Set problem:
Set down the material below in full, matching it exactly.

....

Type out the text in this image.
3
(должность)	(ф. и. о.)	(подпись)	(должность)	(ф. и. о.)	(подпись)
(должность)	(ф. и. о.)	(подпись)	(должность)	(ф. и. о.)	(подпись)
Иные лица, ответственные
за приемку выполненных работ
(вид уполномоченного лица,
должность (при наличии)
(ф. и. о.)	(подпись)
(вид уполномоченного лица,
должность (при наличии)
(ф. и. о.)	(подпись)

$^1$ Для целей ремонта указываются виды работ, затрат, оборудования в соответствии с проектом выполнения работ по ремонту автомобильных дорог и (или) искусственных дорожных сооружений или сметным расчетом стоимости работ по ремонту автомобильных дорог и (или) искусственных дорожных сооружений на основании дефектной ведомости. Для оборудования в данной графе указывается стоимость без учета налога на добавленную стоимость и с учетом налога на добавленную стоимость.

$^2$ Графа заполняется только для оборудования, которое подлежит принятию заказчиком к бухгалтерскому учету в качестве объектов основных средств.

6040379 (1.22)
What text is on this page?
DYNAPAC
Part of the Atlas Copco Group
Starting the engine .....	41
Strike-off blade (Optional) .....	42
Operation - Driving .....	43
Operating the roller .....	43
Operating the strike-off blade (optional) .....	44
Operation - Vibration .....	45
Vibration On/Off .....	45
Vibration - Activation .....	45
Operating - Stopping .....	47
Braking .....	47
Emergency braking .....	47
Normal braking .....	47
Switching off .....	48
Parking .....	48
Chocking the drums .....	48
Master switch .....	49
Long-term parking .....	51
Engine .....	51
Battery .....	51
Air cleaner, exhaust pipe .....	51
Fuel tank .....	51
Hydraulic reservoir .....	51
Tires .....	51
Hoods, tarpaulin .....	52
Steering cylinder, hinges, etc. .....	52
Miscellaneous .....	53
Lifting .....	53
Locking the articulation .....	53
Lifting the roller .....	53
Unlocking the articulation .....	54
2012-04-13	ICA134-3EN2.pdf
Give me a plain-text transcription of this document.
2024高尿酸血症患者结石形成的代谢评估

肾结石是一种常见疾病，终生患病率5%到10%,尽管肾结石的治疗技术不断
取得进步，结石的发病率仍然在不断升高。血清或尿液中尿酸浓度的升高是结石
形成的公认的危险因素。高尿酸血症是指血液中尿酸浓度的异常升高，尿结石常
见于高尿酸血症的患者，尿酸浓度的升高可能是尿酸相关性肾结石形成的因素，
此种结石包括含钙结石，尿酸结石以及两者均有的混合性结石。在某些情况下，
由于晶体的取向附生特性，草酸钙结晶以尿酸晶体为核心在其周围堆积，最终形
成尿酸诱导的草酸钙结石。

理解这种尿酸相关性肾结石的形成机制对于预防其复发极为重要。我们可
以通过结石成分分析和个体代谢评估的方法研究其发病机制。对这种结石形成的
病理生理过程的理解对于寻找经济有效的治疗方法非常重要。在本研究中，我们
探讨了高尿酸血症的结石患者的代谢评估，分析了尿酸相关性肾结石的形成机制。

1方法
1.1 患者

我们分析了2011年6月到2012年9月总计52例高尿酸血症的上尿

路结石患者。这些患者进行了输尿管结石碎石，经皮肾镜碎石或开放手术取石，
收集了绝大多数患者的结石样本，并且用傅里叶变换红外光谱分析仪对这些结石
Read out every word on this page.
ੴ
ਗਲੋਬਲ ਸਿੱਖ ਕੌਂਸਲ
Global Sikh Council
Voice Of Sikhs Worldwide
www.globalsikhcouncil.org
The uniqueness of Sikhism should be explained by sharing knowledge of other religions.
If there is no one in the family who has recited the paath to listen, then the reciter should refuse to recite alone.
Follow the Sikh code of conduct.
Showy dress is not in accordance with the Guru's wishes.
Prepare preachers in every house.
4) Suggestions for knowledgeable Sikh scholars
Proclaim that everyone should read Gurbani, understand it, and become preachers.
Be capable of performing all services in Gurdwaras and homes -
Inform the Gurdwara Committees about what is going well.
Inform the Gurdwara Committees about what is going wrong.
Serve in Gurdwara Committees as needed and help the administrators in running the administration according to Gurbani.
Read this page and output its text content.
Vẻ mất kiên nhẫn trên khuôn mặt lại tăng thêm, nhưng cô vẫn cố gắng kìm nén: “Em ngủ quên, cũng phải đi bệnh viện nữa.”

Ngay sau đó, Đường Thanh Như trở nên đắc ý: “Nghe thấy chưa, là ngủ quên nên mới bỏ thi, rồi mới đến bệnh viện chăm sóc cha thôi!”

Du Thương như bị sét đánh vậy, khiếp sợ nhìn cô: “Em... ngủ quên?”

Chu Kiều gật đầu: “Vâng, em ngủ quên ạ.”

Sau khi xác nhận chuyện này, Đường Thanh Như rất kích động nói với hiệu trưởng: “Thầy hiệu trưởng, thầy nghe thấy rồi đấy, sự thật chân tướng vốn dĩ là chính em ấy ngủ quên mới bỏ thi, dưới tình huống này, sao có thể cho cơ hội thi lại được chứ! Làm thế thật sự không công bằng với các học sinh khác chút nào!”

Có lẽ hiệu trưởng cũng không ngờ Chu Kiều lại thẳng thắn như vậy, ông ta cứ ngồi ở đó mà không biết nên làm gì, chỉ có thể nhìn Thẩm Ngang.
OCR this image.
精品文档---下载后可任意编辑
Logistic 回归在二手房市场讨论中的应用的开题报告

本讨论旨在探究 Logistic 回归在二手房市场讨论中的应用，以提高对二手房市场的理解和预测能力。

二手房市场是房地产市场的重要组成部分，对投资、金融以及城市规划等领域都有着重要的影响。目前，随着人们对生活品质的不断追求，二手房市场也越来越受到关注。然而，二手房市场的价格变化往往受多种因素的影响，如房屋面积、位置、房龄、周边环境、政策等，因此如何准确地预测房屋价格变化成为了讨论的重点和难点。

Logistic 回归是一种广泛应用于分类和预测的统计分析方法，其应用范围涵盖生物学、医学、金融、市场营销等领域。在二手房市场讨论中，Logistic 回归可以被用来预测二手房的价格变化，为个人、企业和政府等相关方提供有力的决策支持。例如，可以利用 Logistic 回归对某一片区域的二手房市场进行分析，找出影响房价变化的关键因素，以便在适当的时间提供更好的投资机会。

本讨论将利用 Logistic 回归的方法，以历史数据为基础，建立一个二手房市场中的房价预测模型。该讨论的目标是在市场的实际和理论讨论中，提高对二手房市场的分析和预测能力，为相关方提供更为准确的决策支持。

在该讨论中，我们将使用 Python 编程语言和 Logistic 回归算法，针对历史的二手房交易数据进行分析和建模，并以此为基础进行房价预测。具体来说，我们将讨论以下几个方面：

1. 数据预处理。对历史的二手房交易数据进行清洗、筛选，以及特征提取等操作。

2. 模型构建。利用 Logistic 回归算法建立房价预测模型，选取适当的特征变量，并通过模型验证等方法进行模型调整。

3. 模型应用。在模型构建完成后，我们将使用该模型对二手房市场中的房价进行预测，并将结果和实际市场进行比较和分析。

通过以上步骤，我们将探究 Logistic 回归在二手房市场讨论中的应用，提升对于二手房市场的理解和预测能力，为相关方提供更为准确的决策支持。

....

Task solution:
Type out the text in this image.
3
(должность)	(ф. и. о.)	(подпись)	(должность)	(ф. и. о.)	(подпись)
(должность)	(ф. и. о.)	(подпись)	(должность)	(ф. и. о.)	(подпись)
Иные лица, ответственные
за приемку выполненных работ
(вид уполномоченного лица,
должность (при наличии)
(ф. и. о.)	(подпись)
(вид уполномоченного лица,
должность (при наличии)
(ф. и. о.)	(подпись)

$^1$ Для целей ремонта указываются виды работ, затрат, оборудования в соответствии с проектом выполнения работ по ремонту автомобильных дорог и (или) искусственных дорожных сооружений или сметным расчетом стоимости работ по ремонту автомобильных дорог и (или) искусственных дорожных сооружений на основании дефектной ведомости. Для оборудования в данной графе указывается стоимость без учета налога на добавленную стоимость и с учетом налога на добавленную стоимость.

$^2$ Графа заполняется только для оборудования, которое подлежит принятию заказчиком к бухгалтерскому учету в качестве объектов основных средств.

6040379 (1.22)
What text is on this page?
DYNAPAC
Part of the Atlas Copco Group
Starting the engine .....	41
Strike-off blade (Optional) .....	42
Operation - Driving .....	43
Operating the roller .....	43
Operating the strike-off blade (optional) .....	44
Operation - Vibration .....	45
Vibration On/Off .....	45
Vibration - Activation .....	45
Operating - Stopping .....	47
Braking .....	47
Emergency braking .....	47
Normal braking .....	47
Switching off .....	48
Parking .....	48
Chocking the drums .....	48
Master switch .....	49
Long-term parking .....	51
Engine .....	51
Battery .....	51
Air cleaner, exhaust pipe .....	51
Fuel tank .....	51
Hydraulic reservoir .....	51
Tires .....	51
Hoods, tarpaulin .....	52
Steering cylinder, hinges, etc. .....	52
Miscellaneous .....	53
Lifting .....	53
Locking the articulation .....	53
Lifting the roller .....	53
Unlocking the articulation .....	54
2012-04-13	ICA134-3EN2.pdf
Give me a plain-text transcription of this document.
2024高尿酸血症患者结石形成的代谢评估

肾结石是一种常见疾病，终生患病率5%到10%,尽管肾结石的治疗技术不断
取得进步，结石的发病率仍然在不断升高。血清或尿液中尿酸浓度的升高是结石
形成的公认的危险因素。高尿酸血症是指血液中尿酸浓度的异常升高，尿结石常
见于高尿酸血症的患者，尿酸浓度的升高可能是尿酸相关性肾结石形成的因素，
此种结石包括含钙结石，尿酸结石以及两者均有的混合性结石。在某些情况下，
由于晶体的取向附生特性，草酸钙结晶以尿酸晶体为核心在其周围堆积，最终形
成尿酸诱导的草酸钙结石。

理解这种尿酸相关性肾结石的形成机制对于预防其复发极为重要。我们可
以通过结石成分分析和个体代谢评估的方法研究其发病机制。对这种结石形成的
病理生理过程的理解对于寻找经济有效的治疗方法非常重要。在本研究中，我们
探讨了高尿酸血症的结石患者的代谢评估，分析了尿酸相关性肾结石的形成机制。

1方法
1.1 患者

我们分析了2011年6月到2012年9月总计52例高尿酸血症的上尿

路结石患者。这些患者进行了输尿管结石碎石，经皮肾镜碎石或开放手术取石，
收集了绝大多数患者的结石样本，并且用傅里叶变换红外光谱分析仪对这些结石
Read out every word on this page.
ੴ
ਗਲੋਬਲ ਸਿੱਖ ਕੌਂਸਲ
Global Sikh Council
Voice Of Sikhs Worldwide
www.globalsikhcouncil.org
The uniqueness of Sikhism should be explained by sharing knowledge of other religions.
If there is no one in the family who has recited the paath to listen, then the reciter should refuse to recite alone.
Follow the Sikh code of conduct.
Showy dress is not in accordance with the Guru's wishes.
Prepare preachers in every house.
4) Suggestions for knowledgeable Sikh scholars
Proclaim that everyone should read Gurbani, understand it, and become preachers.
Be capable of performing all services in Gurdwaras and homes -
Inform the Gurdwara Committees about what is going well.
Inform the Gurdwara Committees about what is going wrong.
Serve in Gurdwara Committees as needed and help the administrators in running the administration according to Gurbani.
Read this page and output its text content.
Vẻ mất kiên nhẫn trên khuôn mặt lại tăng thêm, nhưng cô vẫn cố gắng kìm nén: “Em ngủ quên, cũng phải đi bệnh viện nữa.”

Ngay sau đó, Đường Thanh Như trở nên đắc ý: “Nghe thấy chưa, là ngủ quên nên mới bỏ thi, rồi mới đến bệnh viện chăm sóc cha thôi!”

Du Thương như bị sét đánh vậy, khiếp sợ nhìn cô: “Em... ngủ quên?”

Chu Kiều gật đầu: “Vâng, em ngủ quên ạ.”

Sau khi xác nhận chuyện này, Đường Thanh Như rất kích động nói với hiệu trưởng: “Thầy hiệu trưởng, thầy nghe thấy rồi đấy, sự thật chân tướng vốn dĩ là chính em ấy ngủ quên mới bỏ thi, dưới tình huống này, sao có thể cho cơ hội thi lại được chứ! Làm thế thật sự không công bằng với các học sinh khác chút nào!”

Có lẽ hiệu trưởng cũng không ngờ Chu Kiều lại thẳng thắn như vậy, ông ta cứ ngồi ở đó mà không biết nên làm gì, chỉ có thể nhìn Thẩm Ngang.
OCR this image.
精品文档---下载后可任意编辑
Logistic 回归在二手房市场讨论中的应用的开题报告

本讨论旨在探究 Logistic 回归在二手房市场讨论中的应用，以提高对二手房市场的理解和预测能力。

二手房市场是房地产市场的重要组成部分，对投资、金融以及城市规划等领域都有着重要的影响。目前，随着人们对生活品质的不断追求，二手房市场也越来越受到关注。然而，二手房市场的价格变化往往受多种因素的影响，如房屋面积、位置、房龄、周边环境、政策等，因此如何准确地预测房屋价格变化成为了讨论的重点和难点。

Logistic 回归是一种广泛应用于分类和预测的统计分析方法，其应用范围涵盖生物学、医学、金融、市场营销等领域。在二手房市场讨论中，Logistic 回归可以被用来预测二手房的价格变化，为个人、企业和政府等相关方提供有力的决策支持。例如，可以利用 Logistic 回归对某一片区域的二手房市场进行分析，找出影响房价变化的关键因素，以便在适当的时间提供更好的投资机会。

本讨论将利用 Logistic 回归的方法，以历史数据为基础，建立一个二手房市场中的房价预测模型。该讨论的目标是在市场的实际和理论讨论中，提高对二手房市场的分析和预测能力，为相关方提供更为准确的决策支持。

在该讨论中，我们将使用 Python 编程语言和 Logistic 回归算法，针对历史的二手房交易数据进行分析和建模，并以此为基础进行房价预测。具体来说，我们将讨论以下几个方面：

1. 数据预处理。对历史的二手房交易数据进行清洗、筛选，以及特征提取等操作。

2. 模型构建。利用 Logistic 回归算法建立房价预测模型，选取适当的特征变量，并通过模型验证等方法进行模型调整。

3. 模型应用。在模型构建完成后，我们将使用该模型对二手房市场中的房价进行预测，并将结果和实际市场进行比较和分析。

通过以上步骤，我们将探究 Logistic 回归在二手房市场讨论中的应用，提升对于二手房市场的理解和预测能力，为相关方提供更为准确的决策支持。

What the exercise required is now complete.